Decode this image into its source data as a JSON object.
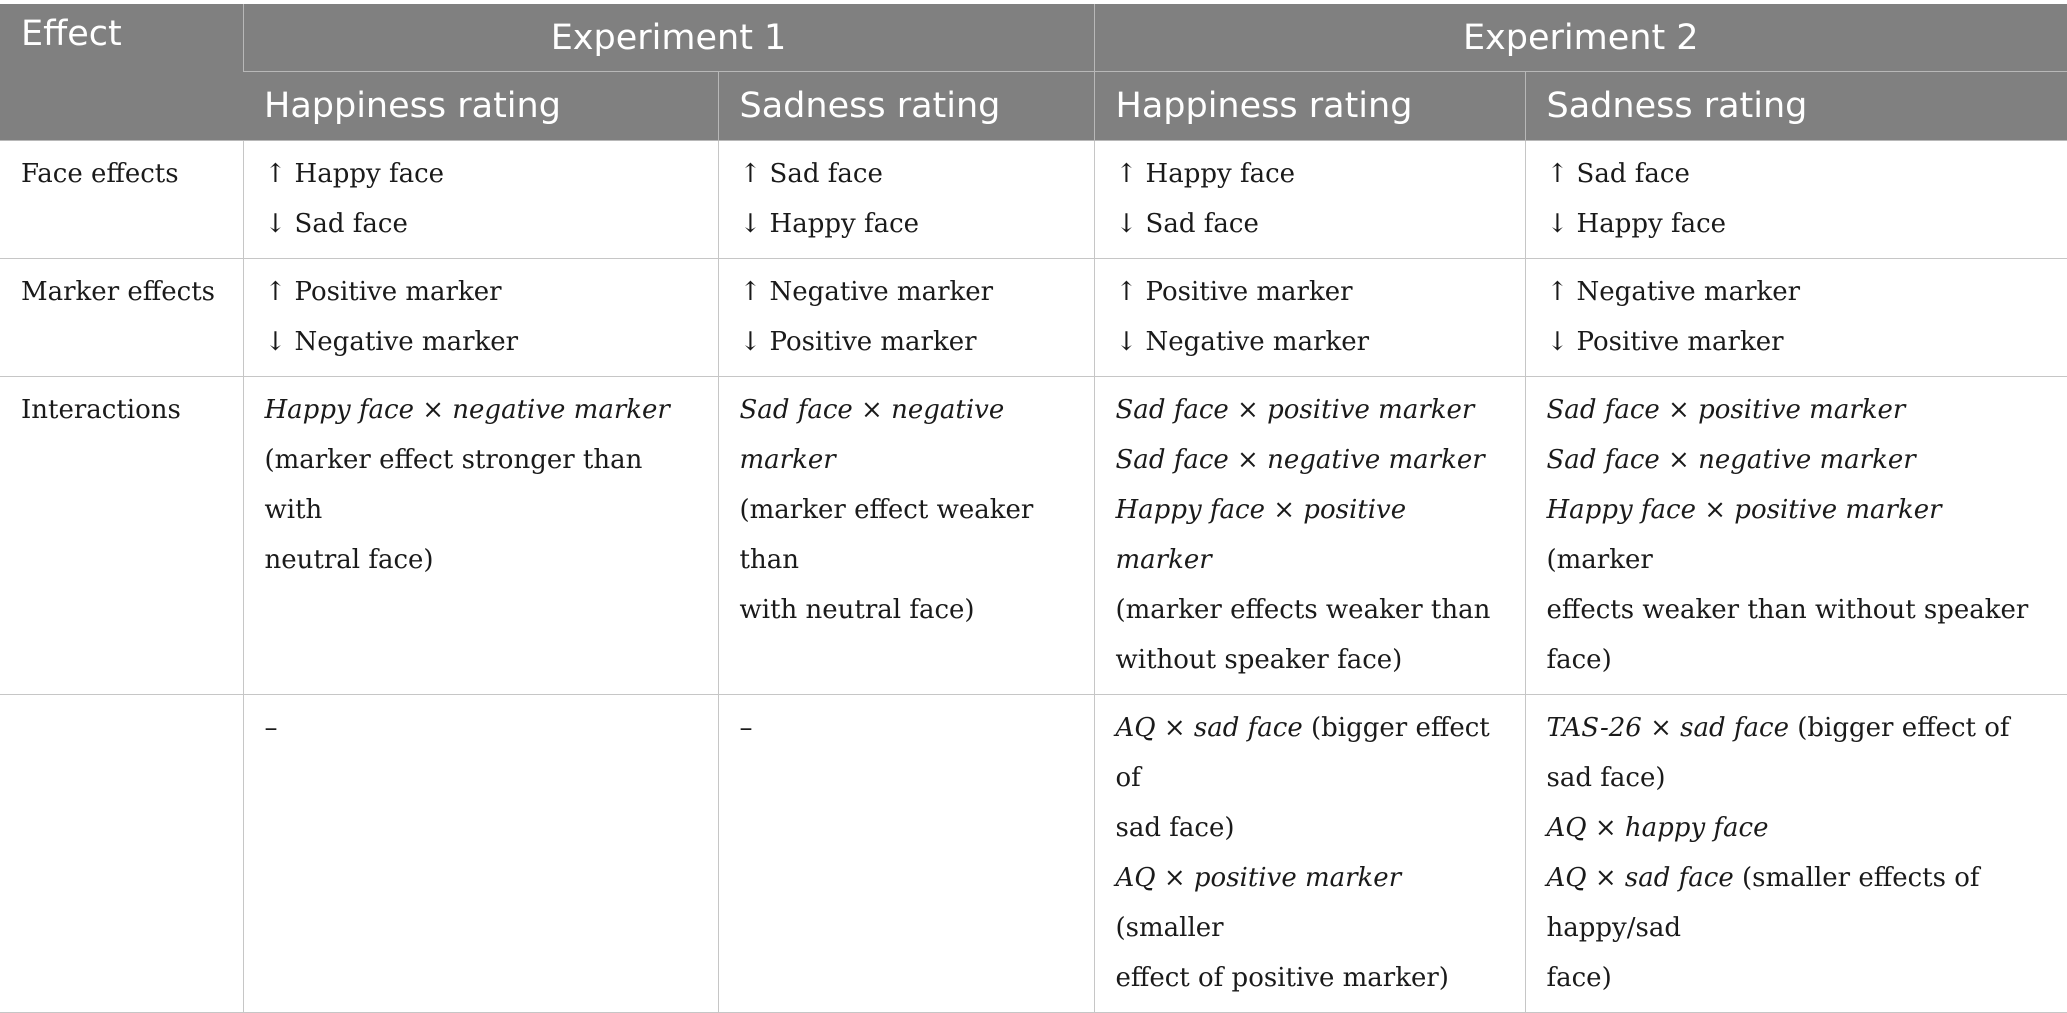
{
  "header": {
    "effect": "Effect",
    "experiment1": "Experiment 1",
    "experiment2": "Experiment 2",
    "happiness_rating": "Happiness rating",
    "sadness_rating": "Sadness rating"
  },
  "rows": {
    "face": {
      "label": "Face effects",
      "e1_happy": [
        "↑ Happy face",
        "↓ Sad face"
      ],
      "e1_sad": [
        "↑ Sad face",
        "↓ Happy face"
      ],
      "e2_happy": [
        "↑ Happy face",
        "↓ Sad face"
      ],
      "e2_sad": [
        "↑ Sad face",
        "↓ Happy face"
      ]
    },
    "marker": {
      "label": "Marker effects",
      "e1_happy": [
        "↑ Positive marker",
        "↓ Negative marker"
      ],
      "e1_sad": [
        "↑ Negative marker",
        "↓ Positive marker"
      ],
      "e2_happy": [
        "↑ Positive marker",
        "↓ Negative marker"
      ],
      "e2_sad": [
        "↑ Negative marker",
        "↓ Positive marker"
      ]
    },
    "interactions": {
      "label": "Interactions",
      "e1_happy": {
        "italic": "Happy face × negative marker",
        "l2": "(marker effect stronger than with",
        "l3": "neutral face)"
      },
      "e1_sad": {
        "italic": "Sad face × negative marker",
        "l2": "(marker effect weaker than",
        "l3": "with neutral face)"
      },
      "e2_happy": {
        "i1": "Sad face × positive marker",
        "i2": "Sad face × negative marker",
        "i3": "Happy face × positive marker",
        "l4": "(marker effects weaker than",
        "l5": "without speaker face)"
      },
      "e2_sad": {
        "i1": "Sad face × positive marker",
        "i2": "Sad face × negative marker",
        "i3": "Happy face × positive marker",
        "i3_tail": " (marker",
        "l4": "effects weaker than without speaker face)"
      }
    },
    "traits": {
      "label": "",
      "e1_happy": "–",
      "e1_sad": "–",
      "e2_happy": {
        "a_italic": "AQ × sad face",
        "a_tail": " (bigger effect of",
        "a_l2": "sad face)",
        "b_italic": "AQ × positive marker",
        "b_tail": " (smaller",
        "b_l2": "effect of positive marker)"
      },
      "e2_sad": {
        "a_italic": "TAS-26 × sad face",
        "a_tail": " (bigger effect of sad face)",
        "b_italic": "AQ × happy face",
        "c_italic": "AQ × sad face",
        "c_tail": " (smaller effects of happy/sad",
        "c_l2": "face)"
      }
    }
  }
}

.....

WHAT IS NEEDED -
Transcribe the listing in full and omit the pictures.

WRITTEN RESPONSE -
Decode this image into its source data as a JSON object.
{
  "header": {
    "effect": "Effect",
    "experiment1": "Experiment 1",
    "experiment2": "Experiment 2",
    "happiness_rating": "Happiness rating",
    "sadness_rating": "Sadness rating"
  },
  "rows": {
    "face": {
      "label": "Face effects",
      "e1_happy": [
        "↑ Happy face",
        "↓ Sad face"
      ],
      "e1_sad": [
        "↑ Sad face",
        "↓ Happy face"
      ],
      "e2_happy": [
        "↑ Happy face",
        "↓ Sad face"
      ],
      "e2_sad": [
        "↑ Sad face",
        "↓ Happy face"
      ]
    },
    "marker": {
      "label": "Marker effects",
      "e1_happy": [
        "↑ Positive marker",
        "↓ Negative marker"
      ],
      "e1_sad": [
        "↑ Negative marker",
        "↓ Positive marker"
      ],
      "e2_happy": [
        "↑ Positive marker",
        "↓ Negative marker"
      ],
      "e2_sad": [
        "↑ Negative marker",
        "↓ Positive marker"
      ]
    },
    "interactions": {
      "label": "Interactions",
      "e1_happy": {
        "italic": "Happy face × negative marker",
        "l2": "(marker effect stronger than with",
        "l3": "neutral face)"
      },
      "e1_sad": {
        "italic": "Sad face × negative marker",
        "l2": "(marker effect weaker than",
        "l3": "with neutral face)"
      },
      "e2_happy": {
        "i1": "Sad face × positive marker",
        "i2": "Sad face × negative marker",
        "i3": "Happy face × positive marker",
        "l4": "(marker effects weaker than",
        "l5": "without speaker face)"
      },
      "e2_sad": {
        "i1": "Sad face × positive marker",
        "i2": "Sad face × negative marker",
        "i3": "Happy face × positive marker",
        "i3_tail": " (marker",
        "l4": "effects weaker than without speaker face)"
      }
    },
    "traits": {
      "label": "",
      "e1_happy": "–",
      "e1_sad": "–",
      "e2_happy": {
        "a_italic": "AQ × sad face",
        "a_tail": " (bigger effect of",
        "a_l2": "sad face)",
        "b_italic": "AQ × positive marker",
        "b_tail": " (smaller",
        "b_l2": "effect of positive marker)"
      },
      "e2_sad": {
        "a_italic": "TAS-26 × sad face",
        "a_tail": " (bigger effect of sad face)",
        "b_italic": "AQ × happy face",
        "c_italic": "AQ × sad face",
        "c_tail": " (smaller effects of happy/sad",
        "c_l2": "face)"
      }
    }
  }
}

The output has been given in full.